───── ITEMS ─────
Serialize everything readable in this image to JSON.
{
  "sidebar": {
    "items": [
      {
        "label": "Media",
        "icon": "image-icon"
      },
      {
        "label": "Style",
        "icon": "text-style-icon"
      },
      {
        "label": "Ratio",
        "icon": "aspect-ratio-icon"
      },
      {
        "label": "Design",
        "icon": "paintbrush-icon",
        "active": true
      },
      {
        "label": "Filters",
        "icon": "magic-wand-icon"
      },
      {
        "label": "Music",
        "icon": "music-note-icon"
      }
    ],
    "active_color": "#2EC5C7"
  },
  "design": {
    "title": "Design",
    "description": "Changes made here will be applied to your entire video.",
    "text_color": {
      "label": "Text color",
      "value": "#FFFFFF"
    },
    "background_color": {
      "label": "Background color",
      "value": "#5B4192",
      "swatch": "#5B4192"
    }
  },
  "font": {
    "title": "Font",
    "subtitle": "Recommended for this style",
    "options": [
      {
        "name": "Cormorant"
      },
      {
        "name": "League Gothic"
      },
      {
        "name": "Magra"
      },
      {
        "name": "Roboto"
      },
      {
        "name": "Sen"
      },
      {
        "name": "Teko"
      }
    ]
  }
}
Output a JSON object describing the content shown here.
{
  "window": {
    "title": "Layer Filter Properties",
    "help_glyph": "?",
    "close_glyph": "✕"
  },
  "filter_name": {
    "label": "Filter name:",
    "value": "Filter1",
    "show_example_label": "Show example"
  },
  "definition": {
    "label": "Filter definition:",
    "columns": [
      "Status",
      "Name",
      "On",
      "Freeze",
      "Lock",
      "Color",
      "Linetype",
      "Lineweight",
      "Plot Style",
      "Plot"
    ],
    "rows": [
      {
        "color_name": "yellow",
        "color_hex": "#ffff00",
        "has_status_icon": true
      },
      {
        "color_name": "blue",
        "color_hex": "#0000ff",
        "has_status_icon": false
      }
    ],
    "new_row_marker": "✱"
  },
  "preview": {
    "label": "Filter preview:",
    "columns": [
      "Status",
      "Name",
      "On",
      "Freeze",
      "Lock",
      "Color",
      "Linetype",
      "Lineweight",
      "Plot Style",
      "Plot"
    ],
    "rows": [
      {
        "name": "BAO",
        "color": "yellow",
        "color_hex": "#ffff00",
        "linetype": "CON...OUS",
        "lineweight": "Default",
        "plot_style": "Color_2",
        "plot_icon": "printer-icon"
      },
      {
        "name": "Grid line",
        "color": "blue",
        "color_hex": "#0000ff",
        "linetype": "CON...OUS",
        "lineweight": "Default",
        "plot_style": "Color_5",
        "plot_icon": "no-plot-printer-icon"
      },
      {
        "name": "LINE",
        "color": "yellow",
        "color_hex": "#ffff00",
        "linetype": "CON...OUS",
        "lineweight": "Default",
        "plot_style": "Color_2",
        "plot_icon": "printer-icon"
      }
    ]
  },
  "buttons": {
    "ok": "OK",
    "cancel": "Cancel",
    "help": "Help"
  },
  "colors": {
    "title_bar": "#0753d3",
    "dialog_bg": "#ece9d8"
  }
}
─────
Would you reproduce all the entries exactly?

COMPLETE OUTPUT:
Serialize everything readable in this image to JSON.
{
  "sidebar": {
    "items": [
      {
        "label": "Media",
        "icon": "image-icon"
      },
      {
        "label": "Style",
        "icon": "text-style-icon"
      },
      {
        "label": "Ratio",
        "icon": "aspect-ratio-icon"
      },
      {
        "label": "Design",
        "icon": "paintbrush-icon",
        "active": true
      },
      {
        "label": "Filters",
        "icon": "magic-wand-icon"
      },
      {
        "label": "Music",
        "icon": "music-note-icon"
      }
    ],
    "active_color": "#2EC5C7"
  },
  "design": {
    "title": "Design",
    "description": "Changes made here will be applied to your entire video.",
    "text_color": {
      "label": "Text color",
      "value": "#FFFFFF"
    },
    "background_color": {
      "label": "Background color",
      "value": "#5B4192",
      "swatch": "#5B4192"
    }
  },
  "font": {
    "title": "Font",
    "subtitle": "Recommended for this style",
    "options": [
      {
        "name": "Cormorant"
      },
      {
        "name": "League Gothic"
      },
      {
        "name": "Magra"
      },
      {
        "name": "Roboto"
      },
      {
        "name": "Sen"
      },
      {
        "name": "Teko"
      }
    ]
  }
}
Output a JSON object describing the content shown here.
{
  "window": {
    "title": "Layer Filter Properties",
    "help_glyph": "?",
    "close_glyph": "✕"
  },
  "filter_name": {
    "label": "Filter name:",
    "value": "Filter1",
    "show_example_label": "Show example"
  },
  "definition": {
    "label": "Filter definition:",
    "columns": [
      "Status",
      "Name",
      "On",
      "Freeze",
      "Lock",
      "Color",
      "Linetype",
      "Lineweight",
      "Plot Style",
      "Plot"
    ],
    "rows": [
      {
        "color_name": "yellow",
        "color_hex": "#ffff00",
        "has_status_icon": true
      },
      {
        "color_name": "blue",
        "color_hex": "#0000ff",
        "has_status_icon": false
      }
    ],
    "new_row_marker": "✱"
  },
  "preview": {
    "label": "Filter preview:",
    "columns": [
      "Status",
      "Name",
      "On",
      "Freeze",
      "Lock",
      "Color",
      "Linetype",
      "Lineweight",
      "Plot Style",
      "Plot"
    ],
    "rows": [
      {
        "name": "BAO",
        "color": "yellow",
        "color_hex": "#ffff00",
        "linetype": "CON...OUS",
        "lineweight": "Default",
        "plot_style": "Color_2",
        "plot_icon": "printer-icon"
      },
      {
        "name": "Grid line",
        "color": "blue",
        "color_hex": "#0000ff",
        "linetype": "CON...OUS",
        "lineweight": "Default",
        "plot_style": "Color_5",
        "plot_icon": "no-plot-printer-icon"
      },
      {
        "name": "LINE",
        "color": "yellow",
        "color_hex": "#ffff00",
        "linetype": "CON...OUS",
        "lineweight": "Default",
        "plot_style": "Color_2",
        "plot_icon": "printer-icon"
      }
    ]
  },
  "buttons": {
    "ok": "OK",
    "cancel": "Cancel",
    "help": "Help"
  },
  "colors": {
    "title_bar": "#0753d3",
    "dialog_bg": "#ece9d8"
  }
}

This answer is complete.